** Start of PROVIDED RECORDS **

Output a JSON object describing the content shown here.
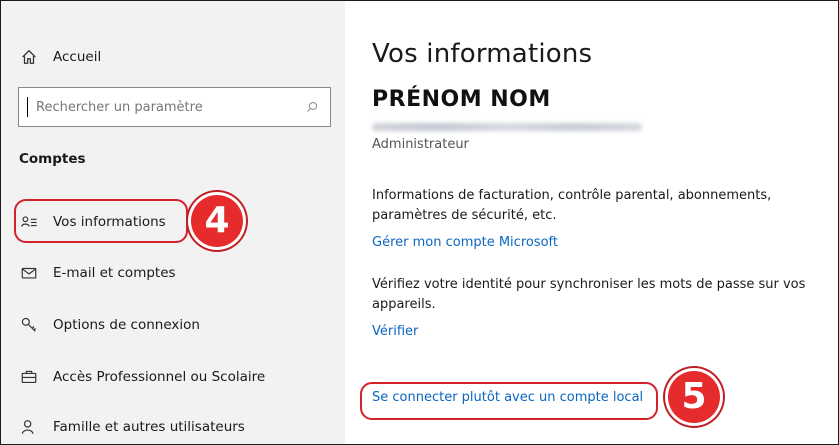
{
  "sidebar": {
    "home_label": "Accueil",
    "search_placeholder": "Rechercher un paramètre",
    "section_title": "Comptes",
    "items": [
      {
        "label": "Vos informations",
        "icon": "user-info-icon"
      },
      {
        "label": "E-mail et comptes",
        "icon": "mail-icon"
      },
      {
        "label": "Options de connexion",
        "icon": "key-icon"
      },
      {
        "label": "Accès Professionnel ou Scolaire",
        "icon": "briefcase-icon"
      },
      {
        "label": "Famille et autres utilisateurs",
        "icon": "person-icon"
      }
    ]
  },
  "main": {
    "title": "Vos informations",
    "user_name": "PRÉNOM NOM",
    "role": "Administrateur",
    "billing_text": "Informations de facturation, contrôle parental, abonnements, paramètres de sécurité, etc.",
    "manage_link": "Gérer mon compte Microsoft",
    "verify_text": "Vérifiez votre identité pour synchroniser les mots de passe sur vos appareils.",
    "verify_link": "Vérifier",
    "local_account_link": "Se connecter plutôt avec un compte local"
  },
  "annotations": {
    "step_4": "4",
    "step_5": "5"
  },
  "colors": {
    "accent_link": "#0b66c2",
    "highlight_red": "#d4222b",
    "badge_red": "#e52b2b",
    "sidebar_bg": "#f2f2f2"
  }
}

** End of PROVIDED RECORDS **

**STATED GOAL:**
Leaving aside the images, write out the entries above word for word.

**THE SOLUTION:**
Output a JSON object describing the content shown here.
{
  "sidebar": {
    "home_label": "Accueil",
    "search_placeholder": "Rechercher un paramètre",
    "section_title": "Comptes",
    "items": [
      {
        "label": "Vos informations",
        "icon": "user-info-icon"
      },
      {
        "label": "E-mail et comptes",
        "icon": "mail-icon"
      },
      {
        "label": "Options de connexion",
        "icon": "key-icon"
      },
      {
        "label": "Accès Professionnel ou Scolaire",
        "icon": "briefcase-icon"
      },
      {
        "label": "Famille et autres utilisateurs",
        "icon": "person-icon"
      }
    ]
  },
  "main": {
    "title": "Vos informations",
    "user_name": "PRÉNOM NOM",
    "role": "Administrateur",
    "billing_text": "Informations de facturation, contrôle parental, abonnements, paramètres de sécurité, etc.",
    "manage_link": "Gérer mon compte Microsoft",
    "verify_text": "Vérifiez votre identité pour synchroniser les mots de passe sur vos appareils.",
    "verify_link": "Vérifier",
    "local_account_link": "Se connecter plutôt avec un compte local"
  },
  "annotations": {
    "step_4": "4",
    "step_5": "5"
  },
  "colors": {
    "accent_link": "#0b66c2",
    "highlight_red": "#d4222b",
    "badge_red": "#e52b2b",
    "sidebar_bg": "#f2f2f2"
  }
}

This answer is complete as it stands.